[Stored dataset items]
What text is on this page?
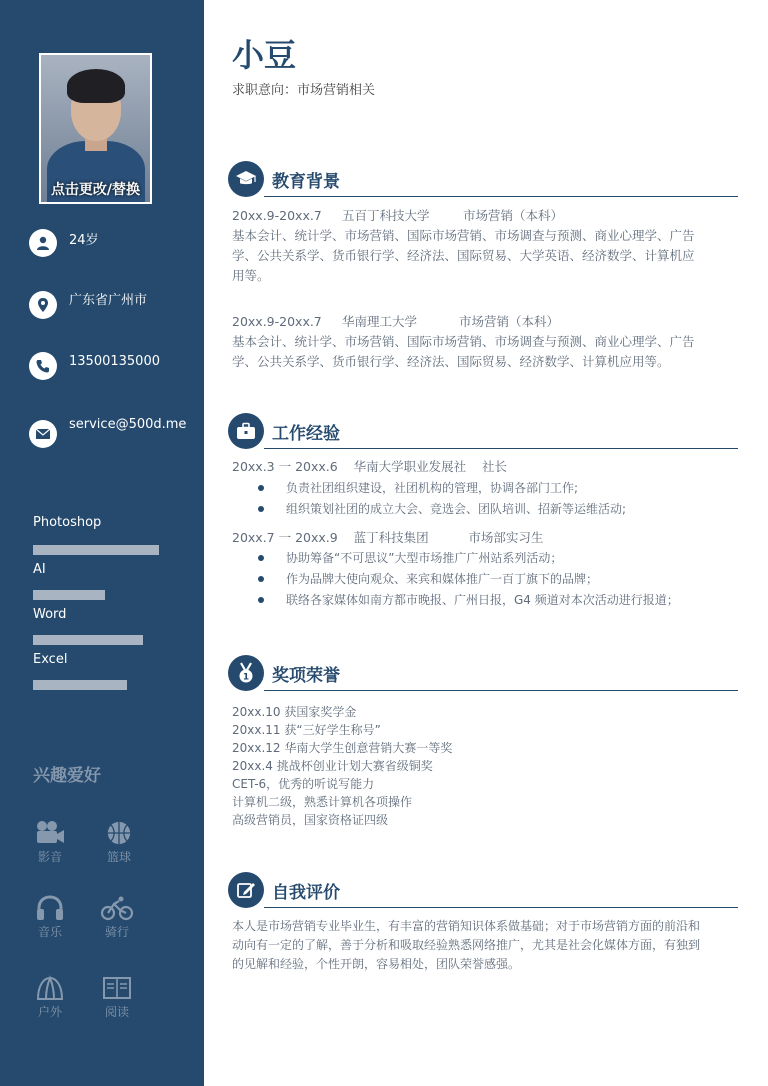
点击更改/替换
24岁
广东省广州市
13500135000
service@500d.me
Photoshop
AI
Word
Excel
兴趣爱好
影音	篮球
音乐	骑行
户外	阅读
小豆
求职意向：市场营销相关
教育背景
20xx.9-20xx.7	五百丁科技大学	市场营销（本科）
基本会计、统计学、市场营销、国际市场营销、市场调查与预测、商业心理学、广告
学、公共关系学、货币银行学、经济法、国际贸易、大学英语、经济数学、计算机应
用等。
20xx.9-20xx.7	华南理工大学	市场营销（本科）
基本会计、统计学、市场营销、国际市场营销、市场调查与预测、商业心理学、广告
学、公共关系学、货币银行学、经济法、国际贸易、经济数学、计算机应用等。
工作经验
20xx.3 一 20xx.6    华南大学职业发展社    社长
负责社团组织建设，社团机构的管理，协调各部门工作;
组织策划社团的成立大会、竞选会、团队培训、招新等运维活动;
20xx.7 一 20xx.9    蓝丁科技集团          市场部实习生
协助筹备“不可思议”大型市场推广广州站系列活动；
作为品牌大使向观众、来宾和媒体推广一百丁旗下的品牌；
联络各家媒体如南方都市晚报、广州日报，G4 频道对本次活动进行报道；
1 奖项荣誉
20xx.10 获国家奖学金
20xx.11 获“三好学生称号”
20xx.12 华南大学生创意营销大赛一等奖
20xx.4 挑战杯创业计划大赛省级铜奖
CET-6，优秀的听说写能力
计算机二级，熟悉计算机各项操作
高级营销员，国家资格证四级
自我评价
本人是市场营销专业毕业生，有丰富的营销知识体系做基础；对于市场营销方面的前沿和
动向有一定的了解，善于分析和吸取经验熟悉网络推广，尤其是社会化媒体方面，有独到
的见解和经验，个性开朗，容易相处，团队荣誉感强。
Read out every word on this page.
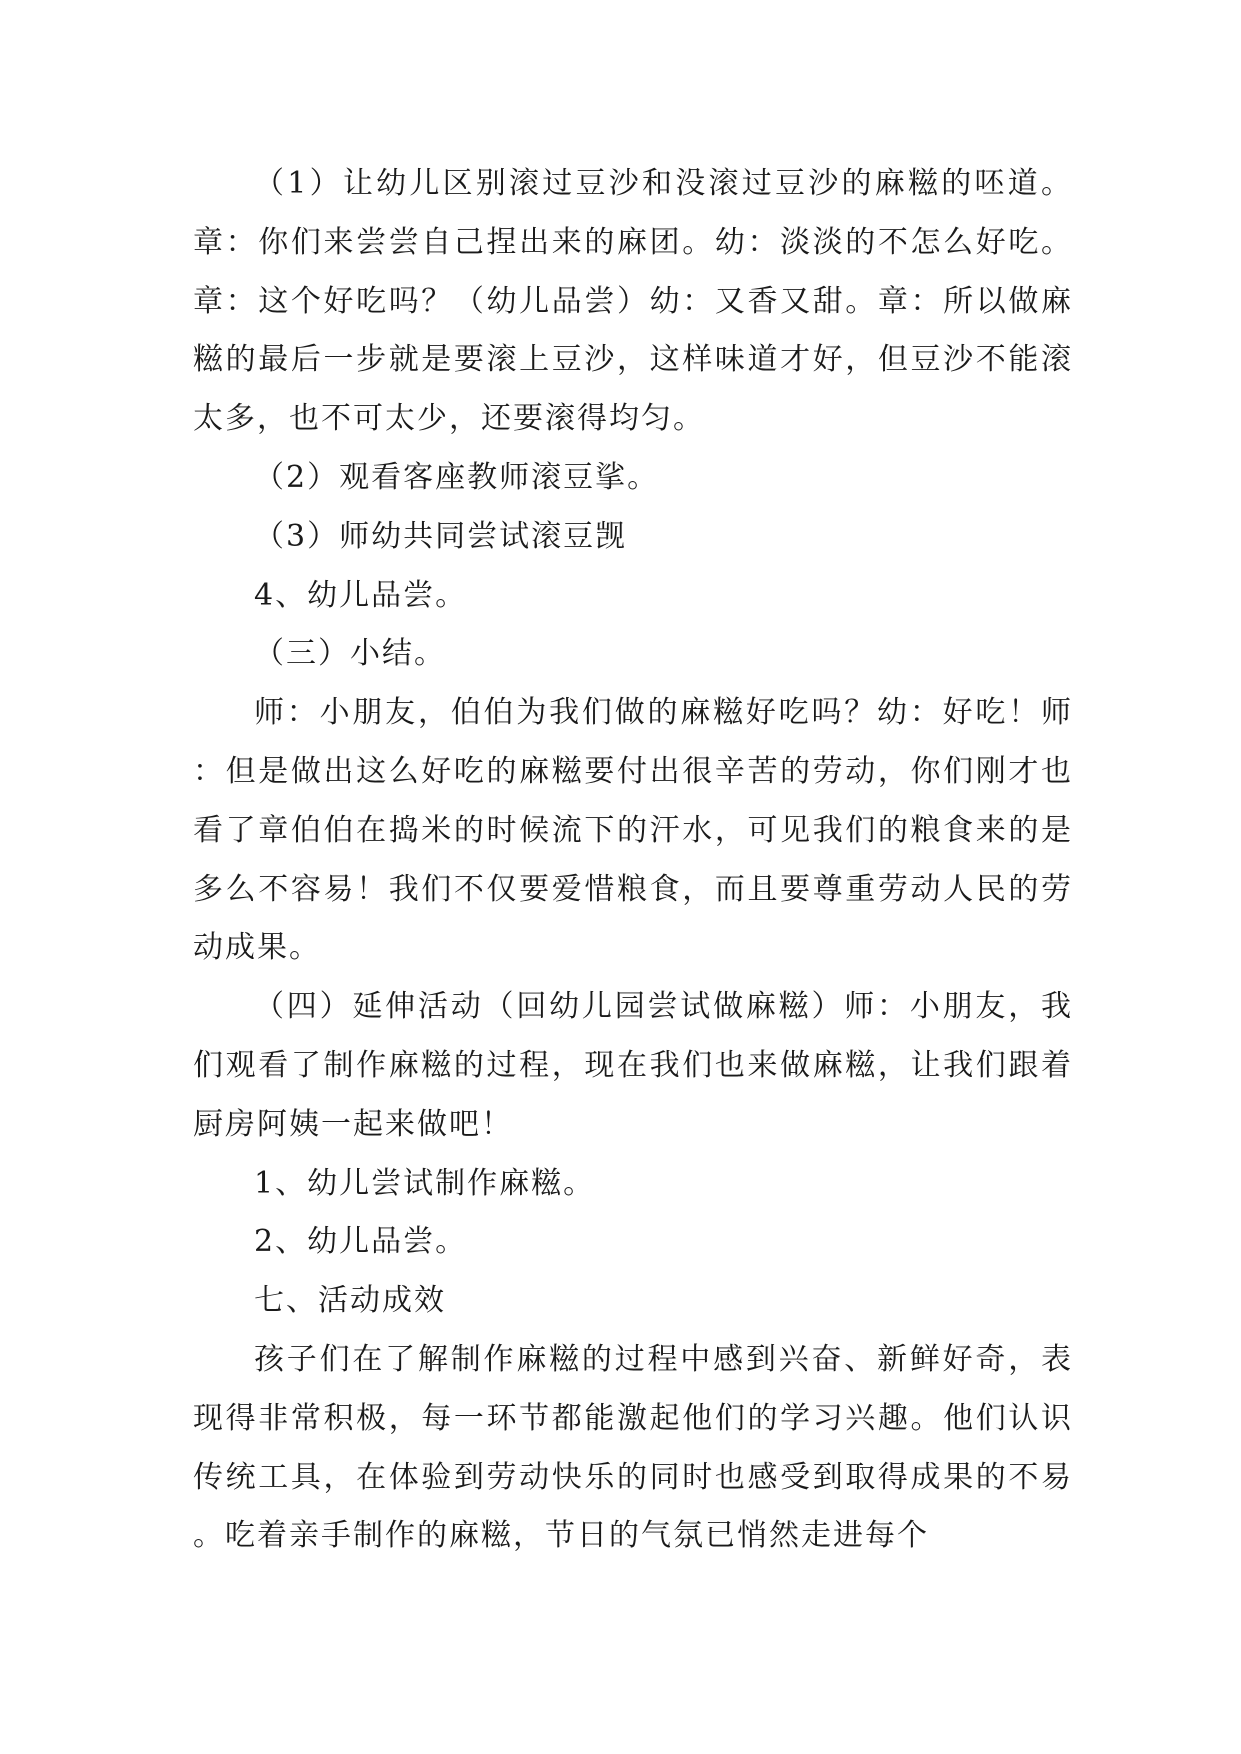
（1）让幼儿区别滚过豆沙和没滚过豆沙的麻糍的呸道。章：你们来尝尝自己捏出来的麻团。幼：淡淡的不怎么好吃。章：这个好吃吗？（幼儿品尝）幼：又香又甜。章：所以做麻糍的最后一步就是要滚上豆沙，这样味道才好，但豆沙不能滚太多，也不可太少，还要滚得均匀。

（2）观看客座教师滚豆挲。

（3）师幼共同尝试滚豆觊

4、幼儿品尝。

（三）小结。

师：小朋友，伯伯为我们做的麻糍好吃吗？幼：好吃！师：但是做出这么好吃的麻糍要付出很辛苦的劳动，你们刚才也看了章伯伯在捣米的时候流下的汗水，可见我们的粮食来的是多么不容易！我们不仅要爱惜粮食，而且要尊重劳动人民的劳动成果。

（四）延伸活动（回幼儿园尝试做麻糍）师：小朋友，我们观看了制作麻糍的过程，现在我们也来做麻糍，让我们跟着厨房阿姨一起来做吧！

1、幼儿尝试制作麻糍。

2、幼儿品尝。

七、活动成效

孩子们在了解制作麻糍的过程中感到兴奋、新鲜好奇，表现得非常积极，每一环节都能激起他们的学习兴趣。他们认识传统工具，在体验到劳动快乐的同时也感受到取得成果的不易。吃着亲手制作的麻糍，节日的气氛已悄然走进每个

JOB> Write out the listing above exactly as it stands, pictures excluded.

THE OUTPUT>
What text is on this page?
点击更改/替换
24岁
广东省广州市
13500135000
service@500d.me
Photoshop
AI
Word
Excel
兴趣爱好
影音	篮球
音乐	骑行
户外	阅读
小豆
求职意向：市场营销相关
教育背景
20xx.9-20xx.7	五百丁科技大学	市场营销（本科）
基本会计、统计学、市场营销、国际市场营销、市场调查与预测、商业心理学、广告
学、公共关系学、货币银行学、经济法、国际贸易、大学英语、经济数学、计算机应
用等。
20xx.9-20xx.7	华南理工大学	市场营销（本科）
基本会计、统计学、市场营销、国际市场营销、市场调查与预测、商业心理学、广告
学、公共关系学、货币银行学、经济法、国际贸易、经济数学、计算机应用等。
工作经验
20xx.3 一 20xx.6    华南大学职业发展社    社长
负责社团组织建设，社团机构的管理，协调各部门工作;
组织策划社团的成立大会、竞选会、团队培训、招新等运维活动;
20xx.7 一 20xx.9    蓝丁科技集团          市场部实习生
协助筹备“不可思议”大型市场推广广州站系列活动；
作为品牌大使向观众、来宾和媒体推广一百丁旗下的品牌；
联络各家媒体如南方都市晚报、广州日报，G4 频道对本次活动进行报道；
1 奖项荣誉
20xx.10 获国家奖学金
20xx.11 获“三好学生称号”
20xx.12 华南大学生创意营销大赛一等奖
20xx.4 挑战杯创业计划大赛省级铜奖
CET-6，优秀的听说写能力
计算机二级，熟悉计算机各项操作
高级营销员，国家资格证四级
自我评价
本人是市场营销专业毕业生，有丰富的营销知识体系做基础；对于市场营销方面的前沿和
动向有一定的了解，善于分析和吸取经验熟悉网络推广，尤其是社会化媒体方面，有独到
的见解和经验，个性开朗，容易相处，团队荣誉感强。
Read out every word on this page.
（1）让幼儿区别滚过豆沙和没滚过豆沙的麻糍的呸道。章：你们来尝尝自己捏出来的麻团。幼：淡淡的不怎么好吃。章：这个好吃吗？（幼儿品尝）幼：又香又甜。章：所以做麻糍的最后一步就是要滚上豆沙，这样味道才好，但豆沙不能滚太多，也不可太少，还要滚得均匀。

（2）观看客座教师滚豆挲。

（3）师幼共同尝试滚豆觊

4、幼儿品尝。

（三）小结。

师：小朋友，伯伯为我们做的麻糍好吃吗？幼：好吃！师：但是做出这么好吃的麻糍要付出很辛苦的劳动，你们刚才也看了章伯伯在捣米的时候流下的汗水，可见我们的粮食来的是多么不容易！我们不仅要爱惜粮食，而且要尊重劳动人民的劳动成果。

（四）延伸活动（回幼儿园尝试做麻糍）师：小朋友，我们观看了制作麻糍的过程，现在我们也来做麻糍，让我们跟着厨房阿姨一起来做吧！

1、幼儿尝试制作麻糍。

2、幼儿品尝。

七、活动成效

孩子们在了解制作麻糍的过程中感到兴奋、新鲜好奇，表现得非常积极，每一环节都能激起他们的学习兴趣。他们认识传统工具，在体验到劳动快乐的同时也感受到取得成果的不易。吃着亲手制作的麻糍，节日的气氛已悄然走进每个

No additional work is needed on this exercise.